_PROBLEM TO SOLVE_:
What lines of the data hold the string "soil"? Pull each one out.

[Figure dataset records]

————

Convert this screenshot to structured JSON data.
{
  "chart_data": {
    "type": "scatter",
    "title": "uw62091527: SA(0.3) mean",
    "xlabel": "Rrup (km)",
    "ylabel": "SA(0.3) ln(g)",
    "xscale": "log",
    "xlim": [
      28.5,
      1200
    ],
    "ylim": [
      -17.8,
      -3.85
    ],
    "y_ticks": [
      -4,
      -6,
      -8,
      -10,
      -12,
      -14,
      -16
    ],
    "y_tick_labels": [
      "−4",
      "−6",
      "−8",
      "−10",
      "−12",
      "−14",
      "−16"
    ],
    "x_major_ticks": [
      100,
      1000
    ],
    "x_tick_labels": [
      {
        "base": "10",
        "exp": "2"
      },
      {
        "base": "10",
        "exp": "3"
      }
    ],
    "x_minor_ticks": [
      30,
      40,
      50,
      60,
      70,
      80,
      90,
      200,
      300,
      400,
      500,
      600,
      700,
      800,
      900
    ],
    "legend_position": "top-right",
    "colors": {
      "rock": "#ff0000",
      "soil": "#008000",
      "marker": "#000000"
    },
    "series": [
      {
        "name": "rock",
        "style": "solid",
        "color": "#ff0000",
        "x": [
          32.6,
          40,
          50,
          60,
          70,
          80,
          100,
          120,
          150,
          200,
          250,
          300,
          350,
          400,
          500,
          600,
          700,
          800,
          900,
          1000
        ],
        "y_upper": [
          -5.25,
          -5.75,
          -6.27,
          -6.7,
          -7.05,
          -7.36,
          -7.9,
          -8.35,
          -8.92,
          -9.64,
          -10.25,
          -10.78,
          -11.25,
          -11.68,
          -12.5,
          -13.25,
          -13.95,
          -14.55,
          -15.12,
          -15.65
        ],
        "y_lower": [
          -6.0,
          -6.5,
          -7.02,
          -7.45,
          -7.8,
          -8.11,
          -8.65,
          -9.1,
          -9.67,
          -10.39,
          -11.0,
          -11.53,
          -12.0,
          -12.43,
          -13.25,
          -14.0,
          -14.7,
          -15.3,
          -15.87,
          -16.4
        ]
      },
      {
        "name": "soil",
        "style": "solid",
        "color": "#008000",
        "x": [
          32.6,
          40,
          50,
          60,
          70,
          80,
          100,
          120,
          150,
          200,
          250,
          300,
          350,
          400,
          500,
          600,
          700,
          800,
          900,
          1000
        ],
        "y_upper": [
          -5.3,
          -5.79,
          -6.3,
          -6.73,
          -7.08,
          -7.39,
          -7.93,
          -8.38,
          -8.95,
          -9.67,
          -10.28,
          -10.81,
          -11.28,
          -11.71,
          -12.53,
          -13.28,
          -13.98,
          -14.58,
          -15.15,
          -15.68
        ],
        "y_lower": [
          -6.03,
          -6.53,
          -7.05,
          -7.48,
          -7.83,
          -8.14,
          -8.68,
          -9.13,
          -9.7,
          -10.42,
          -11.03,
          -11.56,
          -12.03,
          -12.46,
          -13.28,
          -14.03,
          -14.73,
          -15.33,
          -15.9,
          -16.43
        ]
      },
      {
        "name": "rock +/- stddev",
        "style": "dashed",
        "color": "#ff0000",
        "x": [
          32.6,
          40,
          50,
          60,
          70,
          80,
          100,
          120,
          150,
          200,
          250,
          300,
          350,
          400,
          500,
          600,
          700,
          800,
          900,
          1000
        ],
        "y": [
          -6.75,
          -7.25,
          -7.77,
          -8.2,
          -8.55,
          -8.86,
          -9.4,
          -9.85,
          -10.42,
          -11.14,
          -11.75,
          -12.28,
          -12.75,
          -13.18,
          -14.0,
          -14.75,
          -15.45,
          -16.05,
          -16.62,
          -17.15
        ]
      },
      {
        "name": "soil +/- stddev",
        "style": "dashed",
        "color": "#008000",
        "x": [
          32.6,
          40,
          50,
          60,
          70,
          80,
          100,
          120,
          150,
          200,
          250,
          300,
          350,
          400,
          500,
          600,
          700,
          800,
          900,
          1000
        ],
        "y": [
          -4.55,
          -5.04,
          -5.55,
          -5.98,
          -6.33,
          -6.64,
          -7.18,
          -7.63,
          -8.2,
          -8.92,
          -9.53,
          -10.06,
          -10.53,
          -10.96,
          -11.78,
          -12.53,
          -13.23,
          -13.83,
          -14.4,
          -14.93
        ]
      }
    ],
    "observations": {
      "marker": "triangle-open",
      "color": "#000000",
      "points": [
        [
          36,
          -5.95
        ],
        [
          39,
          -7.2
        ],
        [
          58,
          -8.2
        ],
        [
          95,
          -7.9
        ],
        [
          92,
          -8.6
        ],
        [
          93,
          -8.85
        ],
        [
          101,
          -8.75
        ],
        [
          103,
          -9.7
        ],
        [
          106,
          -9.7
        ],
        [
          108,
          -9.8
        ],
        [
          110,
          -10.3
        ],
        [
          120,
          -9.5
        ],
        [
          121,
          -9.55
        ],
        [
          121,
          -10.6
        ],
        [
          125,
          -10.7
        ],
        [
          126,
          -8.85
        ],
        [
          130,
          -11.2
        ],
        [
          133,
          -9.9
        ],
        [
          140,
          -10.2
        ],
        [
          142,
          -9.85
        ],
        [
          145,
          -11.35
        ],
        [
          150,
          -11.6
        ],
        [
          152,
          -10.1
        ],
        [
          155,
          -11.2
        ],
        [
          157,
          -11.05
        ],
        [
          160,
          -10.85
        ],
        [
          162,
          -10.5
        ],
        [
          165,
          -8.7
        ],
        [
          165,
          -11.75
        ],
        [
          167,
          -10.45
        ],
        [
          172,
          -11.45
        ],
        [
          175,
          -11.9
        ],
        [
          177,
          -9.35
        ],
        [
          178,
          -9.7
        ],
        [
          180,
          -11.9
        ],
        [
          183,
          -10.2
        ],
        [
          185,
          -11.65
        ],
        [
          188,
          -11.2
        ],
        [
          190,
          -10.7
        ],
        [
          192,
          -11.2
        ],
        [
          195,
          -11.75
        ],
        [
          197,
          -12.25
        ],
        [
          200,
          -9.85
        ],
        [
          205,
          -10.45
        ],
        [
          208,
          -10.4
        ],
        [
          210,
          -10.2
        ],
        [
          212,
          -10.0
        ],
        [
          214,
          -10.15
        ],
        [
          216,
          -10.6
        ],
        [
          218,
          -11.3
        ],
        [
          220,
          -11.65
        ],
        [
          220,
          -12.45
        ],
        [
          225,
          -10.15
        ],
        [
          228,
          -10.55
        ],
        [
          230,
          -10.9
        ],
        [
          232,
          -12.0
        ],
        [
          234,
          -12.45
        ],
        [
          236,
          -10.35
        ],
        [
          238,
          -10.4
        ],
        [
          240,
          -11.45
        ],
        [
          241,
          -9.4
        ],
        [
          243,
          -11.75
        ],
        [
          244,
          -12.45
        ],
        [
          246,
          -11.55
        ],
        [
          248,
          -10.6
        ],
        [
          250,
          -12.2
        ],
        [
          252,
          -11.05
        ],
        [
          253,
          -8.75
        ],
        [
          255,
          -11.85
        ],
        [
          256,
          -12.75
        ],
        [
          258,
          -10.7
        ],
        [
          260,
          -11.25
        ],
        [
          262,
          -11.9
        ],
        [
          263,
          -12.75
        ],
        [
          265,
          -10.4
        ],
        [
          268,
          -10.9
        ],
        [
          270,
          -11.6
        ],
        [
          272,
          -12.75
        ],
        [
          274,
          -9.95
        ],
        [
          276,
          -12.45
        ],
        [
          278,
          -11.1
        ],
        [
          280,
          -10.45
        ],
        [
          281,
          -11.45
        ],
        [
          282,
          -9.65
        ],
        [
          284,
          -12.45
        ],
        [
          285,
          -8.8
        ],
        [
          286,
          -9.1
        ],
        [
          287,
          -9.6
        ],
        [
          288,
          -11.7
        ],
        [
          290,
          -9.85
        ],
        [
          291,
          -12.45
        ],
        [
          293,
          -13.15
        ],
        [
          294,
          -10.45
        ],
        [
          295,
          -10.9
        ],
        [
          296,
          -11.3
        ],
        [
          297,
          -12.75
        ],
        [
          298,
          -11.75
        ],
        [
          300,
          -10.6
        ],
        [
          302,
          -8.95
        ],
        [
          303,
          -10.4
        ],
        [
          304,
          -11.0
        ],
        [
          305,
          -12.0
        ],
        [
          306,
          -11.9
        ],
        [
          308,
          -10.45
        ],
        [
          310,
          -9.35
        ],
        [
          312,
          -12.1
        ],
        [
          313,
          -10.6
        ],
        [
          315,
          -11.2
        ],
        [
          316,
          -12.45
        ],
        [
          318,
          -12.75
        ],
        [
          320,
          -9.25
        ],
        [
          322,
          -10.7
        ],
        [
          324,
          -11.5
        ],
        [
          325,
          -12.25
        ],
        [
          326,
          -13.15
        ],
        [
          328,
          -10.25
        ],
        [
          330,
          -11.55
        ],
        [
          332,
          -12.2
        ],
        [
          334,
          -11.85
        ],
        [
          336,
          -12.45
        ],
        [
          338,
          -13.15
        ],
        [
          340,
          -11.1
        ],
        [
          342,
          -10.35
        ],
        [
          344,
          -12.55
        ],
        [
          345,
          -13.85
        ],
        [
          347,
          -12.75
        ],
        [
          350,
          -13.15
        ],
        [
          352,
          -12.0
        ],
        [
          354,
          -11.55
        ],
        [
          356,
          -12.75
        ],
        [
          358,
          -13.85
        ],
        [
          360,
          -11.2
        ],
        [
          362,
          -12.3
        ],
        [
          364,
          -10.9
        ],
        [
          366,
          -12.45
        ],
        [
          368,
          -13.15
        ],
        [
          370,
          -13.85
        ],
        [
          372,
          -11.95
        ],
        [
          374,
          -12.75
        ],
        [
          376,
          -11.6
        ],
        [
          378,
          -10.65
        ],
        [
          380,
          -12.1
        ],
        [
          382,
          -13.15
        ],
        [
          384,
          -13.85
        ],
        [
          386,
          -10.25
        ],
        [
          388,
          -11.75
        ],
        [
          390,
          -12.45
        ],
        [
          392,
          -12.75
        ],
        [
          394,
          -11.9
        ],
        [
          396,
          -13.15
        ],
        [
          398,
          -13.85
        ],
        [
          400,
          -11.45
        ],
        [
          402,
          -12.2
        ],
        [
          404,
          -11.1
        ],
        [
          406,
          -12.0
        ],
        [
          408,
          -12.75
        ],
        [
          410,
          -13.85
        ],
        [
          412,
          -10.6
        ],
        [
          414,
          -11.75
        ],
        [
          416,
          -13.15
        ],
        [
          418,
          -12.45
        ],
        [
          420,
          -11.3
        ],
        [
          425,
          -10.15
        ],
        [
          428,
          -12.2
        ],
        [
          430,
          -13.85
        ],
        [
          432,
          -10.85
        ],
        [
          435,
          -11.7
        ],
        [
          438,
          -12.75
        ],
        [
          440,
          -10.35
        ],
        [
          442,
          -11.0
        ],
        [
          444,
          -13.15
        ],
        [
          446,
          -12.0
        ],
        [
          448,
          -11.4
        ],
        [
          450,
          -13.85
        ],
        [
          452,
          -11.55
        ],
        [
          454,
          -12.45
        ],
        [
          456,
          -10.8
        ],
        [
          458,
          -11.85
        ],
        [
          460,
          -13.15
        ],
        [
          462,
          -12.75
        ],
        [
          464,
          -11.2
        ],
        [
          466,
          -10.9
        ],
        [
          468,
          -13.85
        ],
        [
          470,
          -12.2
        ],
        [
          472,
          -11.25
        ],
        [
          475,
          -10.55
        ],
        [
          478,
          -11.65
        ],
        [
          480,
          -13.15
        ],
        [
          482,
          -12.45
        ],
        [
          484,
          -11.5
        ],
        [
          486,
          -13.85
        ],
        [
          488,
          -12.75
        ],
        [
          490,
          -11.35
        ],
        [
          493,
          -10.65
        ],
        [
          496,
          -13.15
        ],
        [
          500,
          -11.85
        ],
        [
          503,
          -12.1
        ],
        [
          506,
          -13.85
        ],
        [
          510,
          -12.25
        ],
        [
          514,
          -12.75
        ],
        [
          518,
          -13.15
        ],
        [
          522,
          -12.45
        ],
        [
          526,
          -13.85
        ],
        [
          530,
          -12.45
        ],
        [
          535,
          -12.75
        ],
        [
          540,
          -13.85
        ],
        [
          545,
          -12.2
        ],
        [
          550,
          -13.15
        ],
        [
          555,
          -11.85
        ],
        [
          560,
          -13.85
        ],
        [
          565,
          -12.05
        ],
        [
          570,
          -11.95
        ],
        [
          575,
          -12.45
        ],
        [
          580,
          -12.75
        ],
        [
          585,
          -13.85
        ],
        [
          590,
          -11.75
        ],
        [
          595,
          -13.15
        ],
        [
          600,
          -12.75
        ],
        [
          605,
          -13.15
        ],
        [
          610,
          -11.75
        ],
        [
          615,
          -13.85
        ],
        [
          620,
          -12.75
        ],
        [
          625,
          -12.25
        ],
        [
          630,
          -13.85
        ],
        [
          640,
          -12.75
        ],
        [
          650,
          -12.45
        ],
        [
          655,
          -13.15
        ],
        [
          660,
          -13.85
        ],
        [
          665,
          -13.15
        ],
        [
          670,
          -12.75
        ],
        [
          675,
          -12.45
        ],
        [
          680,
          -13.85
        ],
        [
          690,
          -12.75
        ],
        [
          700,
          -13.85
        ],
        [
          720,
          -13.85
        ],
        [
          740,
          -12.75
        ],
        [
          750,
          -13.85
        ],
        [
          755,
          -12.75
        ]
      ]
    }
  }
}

————

_COMPLETE RESPONSE_:
      "soil": "#008000",
        "name": "soil",
        "name": "soil +/- stddev",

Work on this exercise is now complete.